(GIVEN INSTRUCTION):
Repeat each line of the material below exactly as it appears, minus any pictures.

Raw records
——
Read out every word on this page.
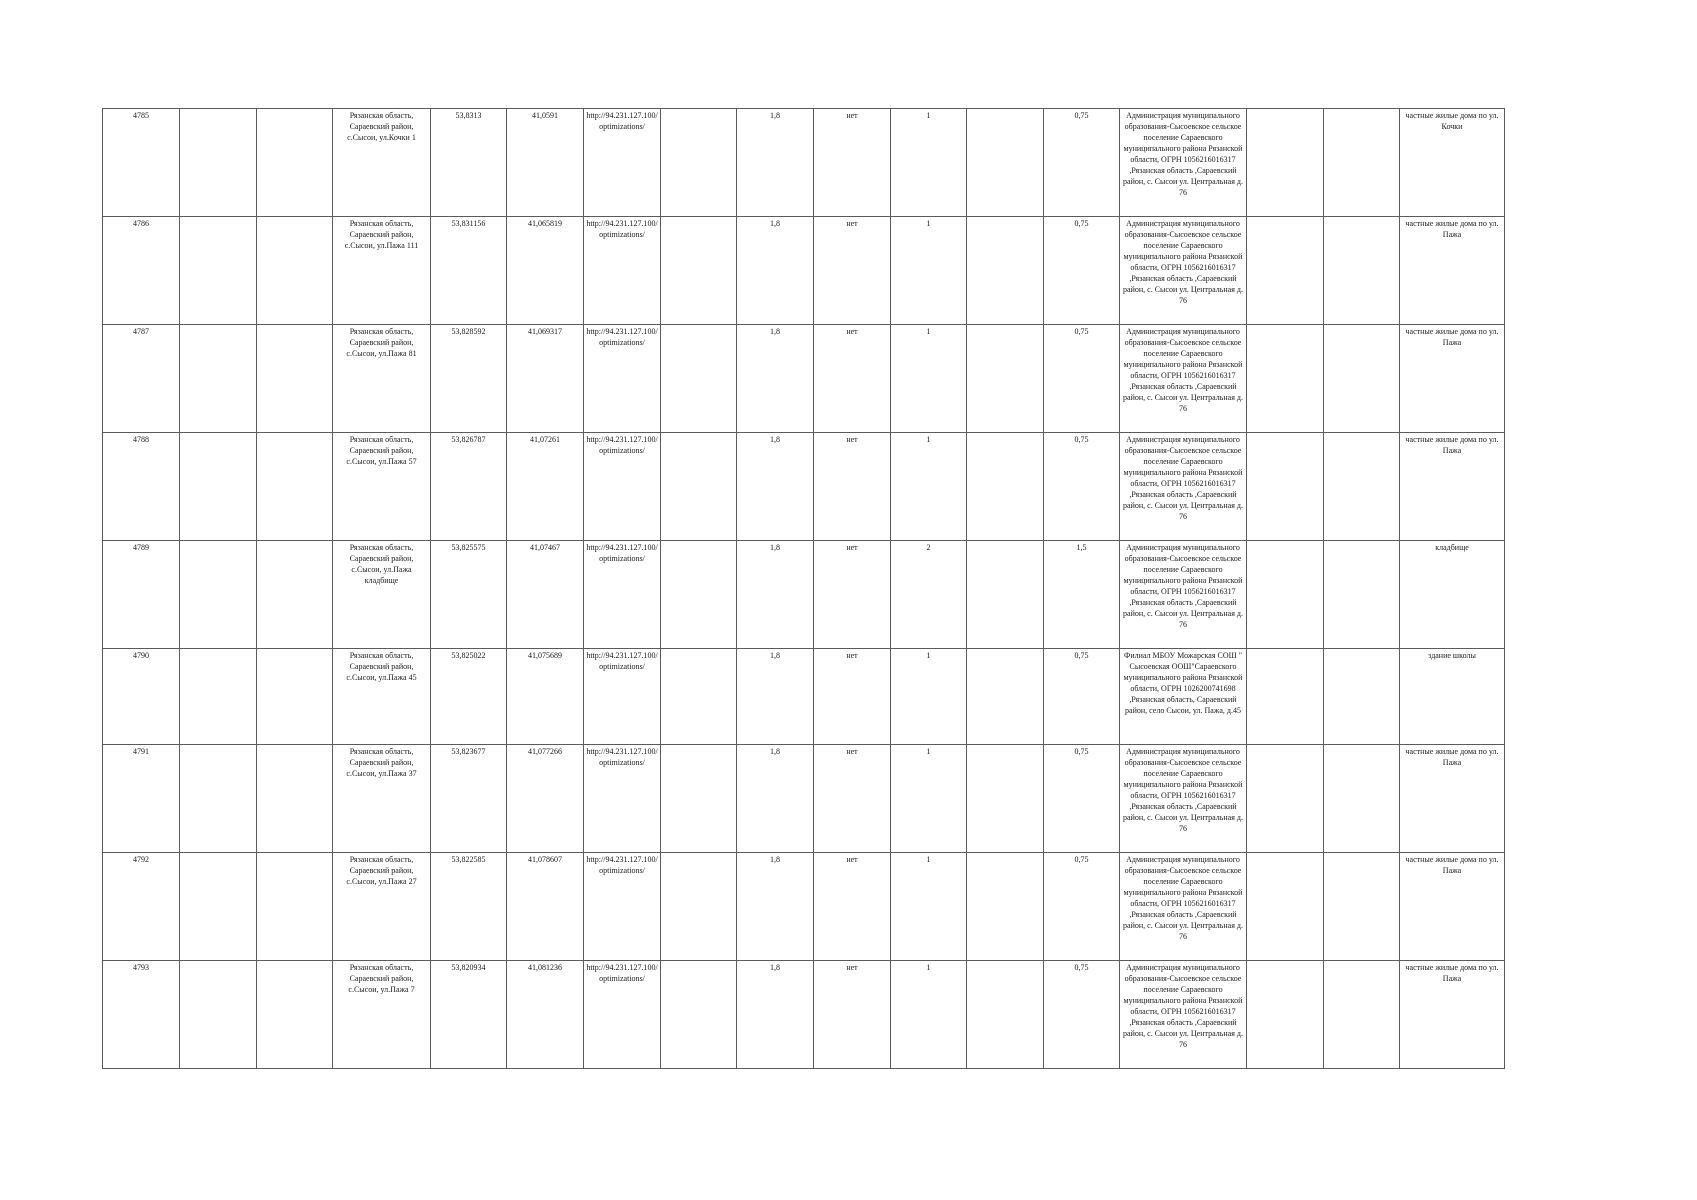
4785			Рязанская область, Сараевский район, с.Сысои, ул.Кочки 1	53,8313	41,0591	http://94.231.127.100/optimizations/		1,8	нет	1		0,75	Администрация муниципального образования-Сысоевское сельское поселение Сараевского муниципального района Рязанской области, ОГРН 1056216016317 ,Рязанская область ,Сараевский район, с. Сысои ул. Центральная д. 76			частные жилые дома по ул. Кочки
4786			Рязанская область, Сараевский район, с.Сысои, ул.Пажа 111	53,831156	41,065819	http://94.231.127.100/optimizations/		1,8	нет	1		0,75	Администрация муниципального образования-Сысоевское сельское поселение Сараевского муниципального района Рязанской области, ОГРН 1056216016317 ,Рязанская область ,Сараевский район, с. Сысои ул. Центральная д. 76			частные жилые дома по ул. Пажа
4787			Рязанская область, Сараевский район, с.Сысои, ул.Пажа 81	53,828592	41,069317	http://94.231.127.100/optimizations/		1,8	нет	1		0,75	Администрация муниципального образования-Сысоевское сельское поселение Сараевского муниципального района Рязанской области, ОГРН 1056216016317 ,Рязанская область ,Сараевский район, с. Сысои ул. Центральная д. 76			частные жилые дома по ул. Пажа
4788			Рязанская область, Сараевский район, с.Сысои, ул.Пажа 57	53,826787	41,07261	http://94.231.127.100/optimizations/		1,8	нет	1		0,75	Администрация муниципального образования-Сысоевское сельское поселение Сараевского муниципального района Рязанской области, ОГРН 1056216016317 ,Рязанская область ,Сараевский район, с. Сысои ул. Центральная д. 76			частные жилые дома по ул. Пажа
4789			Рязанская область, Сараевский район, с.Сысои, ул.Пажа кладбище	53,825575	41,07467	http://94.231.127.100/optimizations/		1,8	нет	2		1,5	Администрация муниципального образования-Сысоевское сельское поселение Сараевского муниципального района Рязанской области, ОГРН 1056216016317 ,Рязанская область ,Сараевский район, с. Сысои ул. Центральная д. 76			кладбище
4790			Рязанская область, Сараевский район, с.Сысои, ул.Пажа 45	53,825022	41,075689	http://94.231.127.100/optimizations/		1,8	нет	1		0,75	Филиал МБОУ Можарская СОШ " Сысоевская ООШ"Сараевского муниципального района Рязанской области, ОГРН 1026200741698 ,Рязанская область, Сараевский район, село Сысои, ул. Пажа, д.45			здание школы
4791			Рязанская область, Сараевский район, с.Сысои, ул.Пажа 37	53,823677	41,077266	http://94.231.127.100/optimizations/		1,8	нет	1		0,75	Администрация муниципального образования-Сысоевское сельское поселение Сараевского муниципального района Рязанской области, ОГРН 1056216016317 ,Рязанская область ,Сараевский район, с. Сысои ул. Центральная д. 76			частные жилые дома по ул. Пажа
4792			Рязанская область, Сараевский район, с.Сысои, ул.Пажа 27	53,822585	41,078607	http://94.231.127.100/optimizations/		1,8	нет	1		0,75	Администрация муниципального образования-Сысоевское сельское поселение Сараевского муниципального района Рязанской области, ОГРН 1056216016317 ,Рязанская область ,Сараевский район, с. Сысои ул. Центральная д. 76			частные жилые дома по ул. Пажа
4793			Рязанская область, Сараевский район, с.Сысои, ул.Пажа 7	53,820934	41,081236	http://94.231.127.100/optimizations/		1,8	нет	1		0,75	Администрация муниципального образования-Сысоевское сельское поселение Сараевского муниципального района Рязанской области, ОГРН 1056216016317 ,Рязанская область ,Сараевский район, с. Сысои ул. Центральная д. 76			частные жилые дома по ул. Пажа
——
(COMPLETED TASK):
Read out every word on this page.
4785			Рязанская область, Сараевский район, с.Сысои, ул.Кочки 1	53,8313	41,0591	http://94.231.127.100/optimizations/		1,8	нет	1		0,75	Администрация муниципального образования-Сысоевское сельское поселение Сараевского муниципального района Рязанской области, ОГРН 1056216016317 ,Рязанская область ,Сараевский район, с. Сысои ул. Центральная д. 76			частные жилые дома по ул. Кочки
4786			Рязанская область, Сараевский район, с.Сысои, ул.Пажа 111	53,831156	41,065819	http://94.231.127.100/optimizations/		1,8	нет	1		0,75	Администрация муниципального образования-Сысоевское сельское поселение Сараевского муниципального района Рязанской области, ОГРН 1056216016317 ,Рязанская область ,Сараевский район, с. Сысои ул. Центральная д. 76			частные жилые дома по ул. Пажа
4787			Рязанская область, Сараевский район, с.Сысои, ул.Пажа 81	53,828592	41,069317	http://94.231.127.100/optimizations/		1,8	нет	1		0,75	Администрация муниципального образования-Сысоевское сельское поселение Сараевского муниципального района Рязанской области, ОГРН 1056216016317 ,Рязанская область ,Сараевский район, с. Сысои ул. Центральная д. 76			частные жилые дома по ул. Пажа
4788			Рязанская область, Сараевский район, с.Сысои, ул.Пажа 57	53,826787	41,07261	http://94.231.127.100/optimizations/		1,8	нет	1		0,75	Администрация муниципального образования-Сысоевское сельское поселение Сараевского муниципального района Рязанской области, ОГРН 1056216016317 ,Рязанская область ,Сараевский район, с. Сысои ул. Центральная д. 76			частные жилые дома по ул. Пажа
4789			Рязанская область, Сараевский район, с.Сысои, ул.Пажа кладбище	53,825575	41,07467	http://94.231.127.100/optimizations/		1,8	нет	2		1,5	Администрация муниципального образования-Сысоевское сельское поселение Сараевского муниципального района Рязанской области, ОГРН 1056216016317 ,Рязанская область ,Сараевский район, с. Сысои ул. Центральная д. 76			кладбище
4790			Рязанская область, Сараевский район, с.Сысои, ул.Пажа 45	53,825022	41,075689	http://94.231.127.100/optimizations/		1,8	нет	1		0,75	Филиал МБОУ Можарская СОШ " Сысоевская ООШ"Сараевского муниципального района Рязанской области, ОГРН 1026200741698 ,Рязанская область, Сараевский район, село Сысои, ул. Пажа, д.45			здание школы
4791			Рязанская область, Сараевский район, с.Сысои, ул.Пажа 37	53,823677	41,077266	http://94.231.127.100/optimizations/		1,8	нет	1		0,75	Администрация муниципального образования-Сысоевское сельское поселение Сараевского муниципального района Рязанской области, ОГРН 1056216016317 ,Рязанская область ,Сараевский район, с. Сысои ул. Центральная д. 76			частные жилые дома по ул. Пажа
4792			Рязанская область, Сараевский район, с.Сысои, ул.Пажа 27	53,822585	41,078607	http://94.231.127.100/optimizations/		1,8	нет	1		0,75	Администрация муниципального образования-Сысоевское сельское поселение Сараевского муниципального района Рязанской области, ОГРН 1056216016317 ,Рязанская область ,Сараевский район, с. Сысои ул. Центральная д. 76			частные жилые дома по ул. Пажа
4793			Рязанская область, Сараевский район, с.Сысои, ул.Пажа 7	53,820934	41,081236	http://94.231.127.100/optimizations/		1,8	нет	1		0,75	Администрация муниципального образования-Сысоевское сельское поселение Сараевского муниципального района Рязанской области, ОГРН 1056216016317 ,Рязанская область ,Сараевский район, с. Сысои ул. Центральная д. 76			частные жилые дома по ул. Пажа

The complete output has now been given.